Collected data entries
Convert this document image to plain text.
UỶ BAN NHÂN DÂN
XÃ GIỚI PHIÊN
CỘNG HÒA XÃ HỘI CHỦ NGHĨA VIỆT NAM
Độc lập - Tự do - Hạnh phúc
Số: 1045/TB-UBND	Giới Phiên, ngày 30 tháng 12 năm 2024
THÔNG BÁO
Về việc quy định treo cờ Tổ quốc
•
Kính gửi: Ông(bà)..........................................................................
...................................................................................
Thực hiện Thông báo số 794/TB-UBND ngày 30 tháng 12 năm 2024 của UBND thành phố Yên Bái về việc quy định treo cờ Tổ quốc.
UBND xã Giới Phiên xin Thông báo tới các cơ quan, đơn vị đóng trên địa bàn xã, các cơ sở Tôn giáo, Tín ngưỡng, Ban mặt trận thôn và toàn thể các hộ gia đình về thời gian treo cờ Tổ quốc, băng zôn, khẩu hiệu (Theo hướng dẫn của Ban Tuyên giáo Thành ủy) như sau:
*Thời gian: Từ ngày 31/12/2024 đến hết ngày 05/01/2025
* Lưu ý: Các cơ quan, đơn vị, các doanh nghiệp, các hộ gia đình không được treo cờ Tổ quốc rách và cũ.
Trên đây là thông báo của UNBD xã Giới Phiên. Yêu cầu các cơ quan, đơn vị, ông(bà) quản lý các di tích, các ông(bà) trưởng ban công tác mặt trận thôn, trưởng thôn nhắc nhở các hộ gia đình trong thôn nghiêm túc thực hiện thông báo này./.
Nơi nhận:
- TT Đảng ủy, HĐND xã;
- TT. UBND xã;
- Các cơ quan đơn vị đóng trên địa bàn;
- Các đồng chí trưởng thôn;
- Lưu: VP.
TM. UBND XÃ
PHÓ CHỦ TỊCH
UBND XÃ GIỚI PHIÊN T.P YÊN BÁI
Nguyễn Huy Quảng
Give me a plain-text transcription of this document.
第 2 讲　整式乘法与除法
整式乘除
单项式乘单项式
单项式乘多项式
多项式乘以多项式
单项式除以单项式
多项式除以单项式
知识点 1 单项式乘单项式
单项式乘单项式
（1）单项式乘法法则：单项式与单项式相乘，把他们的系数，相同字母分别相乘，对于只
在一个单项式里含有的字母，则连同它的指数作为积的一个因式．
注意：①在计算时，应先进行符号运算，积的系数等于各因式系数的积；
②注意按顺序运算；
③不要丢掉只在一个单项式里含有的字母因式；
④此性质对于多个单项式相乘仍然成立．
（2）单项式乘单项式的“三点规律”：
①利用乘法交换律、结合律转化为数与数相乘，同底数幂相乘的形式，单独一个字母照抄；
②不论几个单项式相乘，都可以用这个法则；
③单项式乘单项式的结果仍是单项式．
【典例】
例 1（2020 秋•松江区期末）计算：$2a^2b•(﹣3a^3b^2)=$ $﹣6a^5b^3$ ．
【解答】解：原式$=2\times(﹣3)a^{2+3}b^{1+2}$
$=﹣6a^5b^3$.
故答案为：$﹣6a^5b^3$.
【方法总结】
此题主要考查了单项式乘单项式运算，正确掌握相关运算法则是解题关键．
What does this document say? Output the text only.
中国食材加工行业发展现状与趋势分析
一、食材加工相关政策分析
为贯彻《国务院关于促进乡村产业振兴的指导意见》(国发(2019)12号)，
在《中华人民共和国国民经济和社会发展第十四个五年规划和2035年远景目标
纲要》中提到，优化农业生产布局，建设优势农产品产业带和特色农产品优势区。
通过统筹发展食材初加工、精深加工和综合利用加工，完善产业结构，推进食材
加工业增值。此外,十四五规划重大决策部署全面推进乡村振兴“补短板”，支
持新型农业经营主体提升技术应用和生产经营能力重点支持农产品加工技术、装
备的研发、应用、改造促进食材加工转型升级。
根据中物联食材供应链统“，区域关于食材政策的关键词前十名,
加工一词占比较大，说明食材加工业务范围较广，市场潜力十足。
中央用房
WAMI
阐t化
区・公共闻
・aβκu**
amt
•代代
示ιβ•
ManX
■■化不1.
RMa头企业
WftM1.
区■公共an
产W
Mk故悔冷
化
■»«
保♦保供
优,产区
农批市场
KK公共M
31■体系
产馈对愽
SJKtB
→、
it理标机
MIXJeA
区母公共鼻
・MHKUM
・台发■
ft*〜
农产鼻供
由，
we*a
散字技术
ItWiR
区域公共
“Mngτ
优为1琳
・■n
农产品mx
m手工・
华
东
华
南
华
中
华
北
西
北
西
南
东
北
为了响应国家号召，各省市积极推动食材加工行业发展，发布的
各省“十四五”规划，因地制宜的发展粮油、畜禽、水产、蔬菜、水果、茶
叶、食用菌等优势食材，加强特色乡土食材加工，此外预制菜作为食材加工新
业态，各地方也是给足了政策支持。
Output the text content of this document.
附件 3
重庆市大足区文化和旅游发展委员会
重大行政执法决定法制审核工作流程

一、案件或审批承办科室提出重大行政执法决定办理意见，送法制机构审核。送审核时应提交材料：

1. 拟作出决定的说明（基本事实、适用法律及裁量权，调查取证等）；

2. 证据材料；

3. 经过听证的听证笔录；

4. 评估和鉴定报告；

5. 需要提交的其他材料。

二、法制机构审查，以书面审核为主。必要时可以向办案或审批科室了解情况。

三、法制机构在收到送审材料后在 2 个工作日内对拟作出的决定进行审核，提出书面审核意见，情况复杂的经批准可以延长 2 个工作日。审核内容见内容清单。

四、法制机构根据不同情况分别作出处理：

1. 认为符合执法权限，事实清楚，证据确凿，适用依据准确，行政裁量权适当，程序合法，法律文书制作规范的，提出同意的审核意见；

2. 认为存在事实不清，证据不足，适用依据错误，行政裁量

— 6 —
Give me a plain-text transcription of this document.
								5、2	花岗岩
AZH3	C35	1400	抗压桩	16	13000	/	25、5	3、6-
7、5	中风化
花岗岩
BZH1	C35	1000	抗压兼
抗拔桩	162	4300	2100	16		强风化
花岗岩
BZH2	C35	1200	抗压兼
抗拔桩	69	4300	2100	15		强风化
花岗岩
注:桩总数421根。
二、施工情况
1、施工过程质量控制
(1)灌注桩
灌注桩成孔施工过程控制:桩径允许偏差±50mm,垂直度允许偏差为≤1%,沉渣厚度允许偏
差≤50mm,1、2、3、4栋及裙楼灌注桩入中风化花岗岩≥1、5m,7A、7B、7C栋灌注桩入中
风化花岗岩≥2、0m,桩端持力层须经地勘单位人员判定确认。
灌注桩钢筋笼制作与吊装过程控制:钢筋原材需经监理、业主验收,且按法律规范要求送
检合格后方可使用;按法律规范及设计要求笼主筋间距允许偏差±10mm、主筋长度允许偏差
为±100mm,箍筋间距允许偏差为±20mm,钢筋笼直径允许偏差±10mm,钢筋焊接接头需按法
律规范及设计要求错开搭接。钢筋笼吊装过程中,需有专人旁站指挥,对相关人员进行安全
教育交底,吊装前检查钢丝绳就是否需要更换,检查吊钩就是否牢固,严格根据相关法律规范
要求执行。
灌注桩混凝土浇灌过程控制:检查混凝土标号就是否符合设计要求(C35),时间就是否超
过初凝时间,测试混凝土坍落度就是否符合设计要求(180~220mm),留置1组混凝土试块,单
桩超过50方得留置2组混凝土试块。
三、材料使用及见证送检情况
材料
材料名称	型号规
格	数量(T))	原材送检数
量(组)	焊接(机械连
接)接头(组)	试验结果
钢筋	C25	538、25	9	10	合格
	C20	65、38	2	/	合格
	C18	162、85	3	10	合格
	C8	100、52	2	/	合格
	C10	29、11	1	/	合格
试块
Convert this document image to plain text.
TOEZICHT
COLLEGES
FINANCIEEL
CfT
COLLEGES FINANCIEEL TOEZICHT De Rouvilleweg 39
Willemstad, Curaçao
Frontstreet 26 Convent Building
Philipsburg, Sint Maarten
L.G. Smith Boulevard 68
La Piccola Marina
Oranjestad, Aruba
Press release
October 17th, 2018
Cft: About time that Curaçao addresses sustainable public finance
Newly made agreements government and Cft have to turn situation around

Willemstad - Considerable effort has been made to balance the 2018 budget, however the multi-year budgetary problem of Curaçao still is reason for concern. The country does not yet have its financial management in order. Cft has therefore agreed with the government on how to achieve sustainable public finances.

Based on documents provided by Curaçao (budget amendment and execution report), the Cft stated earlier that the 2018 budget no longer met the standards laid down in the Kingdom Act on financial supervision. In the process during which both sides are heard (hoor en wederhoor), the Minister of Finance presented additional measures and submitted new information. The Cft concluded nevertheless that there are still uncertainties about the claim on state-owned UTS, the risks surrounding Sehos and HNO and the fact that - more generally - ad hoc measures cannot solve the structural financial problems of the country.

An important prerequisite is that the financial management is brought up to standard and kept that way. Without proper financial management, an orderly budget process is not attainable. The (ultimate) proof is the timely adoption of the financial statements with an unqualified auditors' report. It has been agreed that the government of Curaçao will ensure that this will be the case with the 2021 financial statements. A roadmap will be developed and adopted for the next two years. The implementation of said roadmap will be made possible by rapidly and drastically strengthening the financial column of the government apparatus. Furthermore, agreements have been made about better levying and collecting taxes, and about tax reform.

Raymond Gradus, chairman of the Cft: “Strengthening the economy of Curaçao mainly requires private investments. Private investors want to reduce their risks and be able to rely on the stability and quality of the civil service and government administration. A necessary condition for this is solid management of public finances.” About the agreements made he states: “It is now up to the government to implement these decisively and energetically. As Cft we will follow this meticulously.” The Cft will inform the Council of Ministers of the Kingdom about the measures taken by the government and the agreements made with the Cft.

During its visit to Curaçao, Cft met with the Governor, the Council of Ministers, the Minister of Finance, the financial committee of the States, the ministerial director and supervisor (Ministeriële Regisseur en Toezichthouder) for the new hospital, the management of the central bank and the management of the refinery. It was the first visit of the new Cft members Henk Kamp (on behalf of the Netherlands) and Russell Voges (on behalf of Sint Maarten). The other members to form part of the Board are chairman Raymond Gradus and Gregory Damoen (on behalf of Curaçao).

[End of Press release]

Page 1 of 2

# TASK STATEMENT
Take every line from the data above that holds "Kingdom" and copy it out.

# OUTPUT BELOW
Based on documents provided by Curaçao (budget amendment and execution report), the Cft stated earlier that the 2018 budget no longer met the standards laid down in the Kingdom Act on financial supervision. In the process during which both sides are heard (hoor en wederhoor), the Minister of Finance presented additional measures and submitted new information. The Cft concluded nevertheless that there are still uncertainties about the claim on state-owned UTS, the risks surrounding Sehos and HNO and the fact that - more generally - ad hoc measures cannot solve the structural financial problems of the country.
Raymond Gradus, chairman of the Cft: “Strengthening the economy of Curaçao mainly requires private investments. Private investors want to reduce their risks and be able to rely on the stability and quality of the civil service and government administration. A necessary condition for this is solid management of public finances.” About the agreements made he states: “It is now up to the government to implement these decisively and energetically. As Cft we will follow this meticulously.” The Cft will inform the Council of Ministers of the Kingdom about the measures taken by the government and the agreements made with the Cft.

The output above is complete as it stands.